● **The problem**: Transcribe all of the material exactly, except for its pictures.

Dataset items
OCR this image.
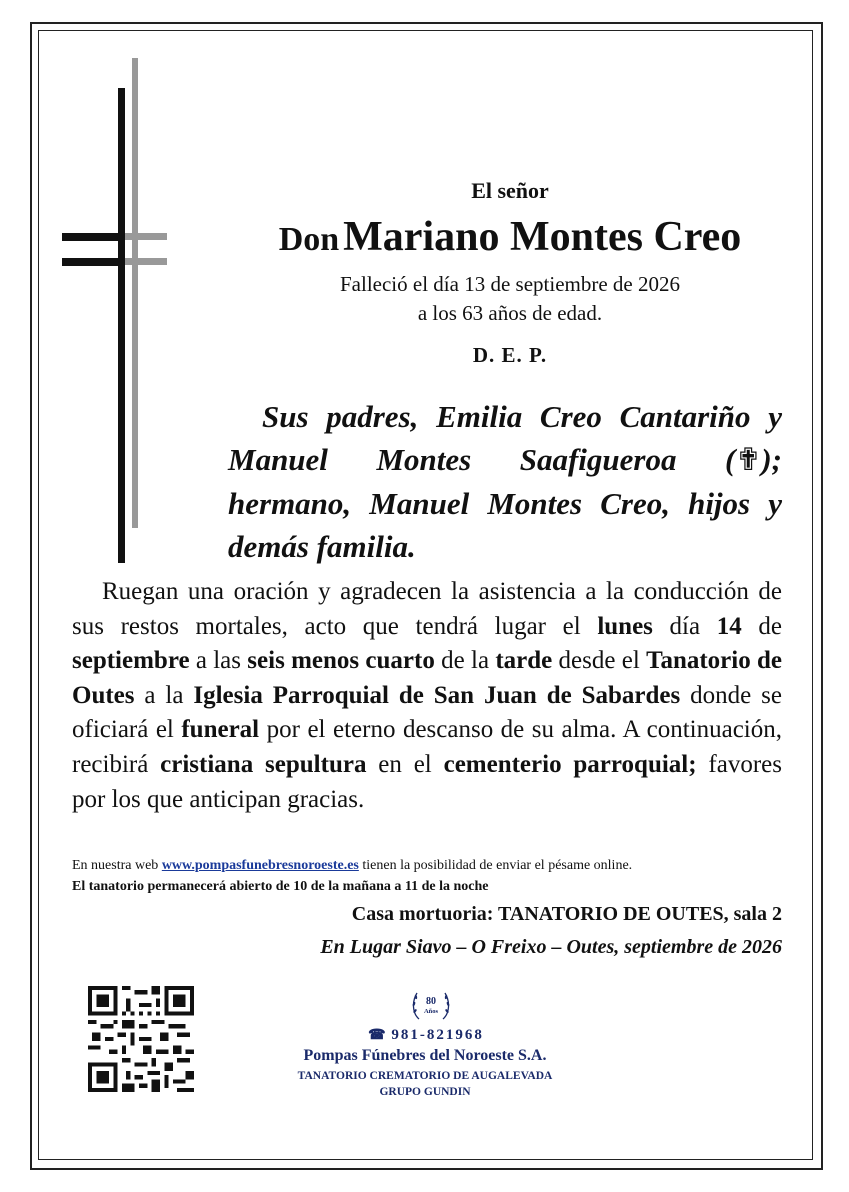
El señor
Don Mariano Montes Creo
Falleció el día 13 de septiembre de 2026
a los 63 años de edad.
D. E. P.
Sus padres, Emilia Creo Cantariño y Manuel Montes Saafigueroa (✟); hermano, Manuel Montes Creo, hijos y demás familia.
Ruegan una oración y agradecen la asistencia a la conducción de sus restos mortales, acto que tendrá lugar el lunes día 14 de septiembre a las seis menos cuarto de la tarde desde el Tanatorio de Outes a la Iglesia Parroquial de San Juan de Sabardes donde se oficiará el funeral por el eterno descanso de su alma. A continuación, recibirá cristiana sepultura en el cementerio parroquial; favores por los que anticipan gracias.
En nuestra web www.pompasfunebresnoroeste.es tienen la posibilidad de enviar el pésame online.
El tanatorio permanecerá abierto de 10 de la mañana a 11 de la noche
Casa mortuoria: TANATORIO DE OUTES, sala 2
En Lugar Siavo – O Freixo – Outes, septiembre de 2026
80
Años
☎ 981-821968
Pompas Fúnebres del Noroeste S.A.
TANATORIO CREMATORIO DE AUGALEVADA
GRUPO GUNDIN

● **Written solution**:
OCR this image.
El señor
Don Mariano Montes Creo
Falleció el día 13 de septiembre de 2026
a los 63 años de edad.
D. E. P.
Sus padres, Emilia Creo Cantariño y Manuel Montes Saafigueroa (✟); hermano, Manuel Montes Creo, hijos y demás familia.
Ruegan una oración y agradecen la asistencia a la conducción de sus restos mortales, acto que tendrá lugar el lunes día 14 de septiembre a las seis menos cuarto de la tarde desde el Tanatorio de Outes a la Iglesia Parroquial de San Juan de Sabardes donde se oficiará el funeral por el eterno descanso de su alma. A continuación, recibirá cristiana sepultura en el cementerio parroquial; favores por los que anticipan gracias.
En nuestra web www.pompasfunebresnoroeste.es tienen la posibilidad de enviar el pésame online.
El tanatorio permanecerá abierto de 10 de la mañana a 11 de la noche
Casa mortuoria: TANATORIO DE OUTES, sala 2
En Lugar Siavo – O Freixo – Outes, septiembre de 2026
80
Años
☎ 981-821968
Pompas Fúnebres del Noroeste S.A.
TANATORIO CREMATORIO DE AUGALEVADA
GRUPO GUNDIN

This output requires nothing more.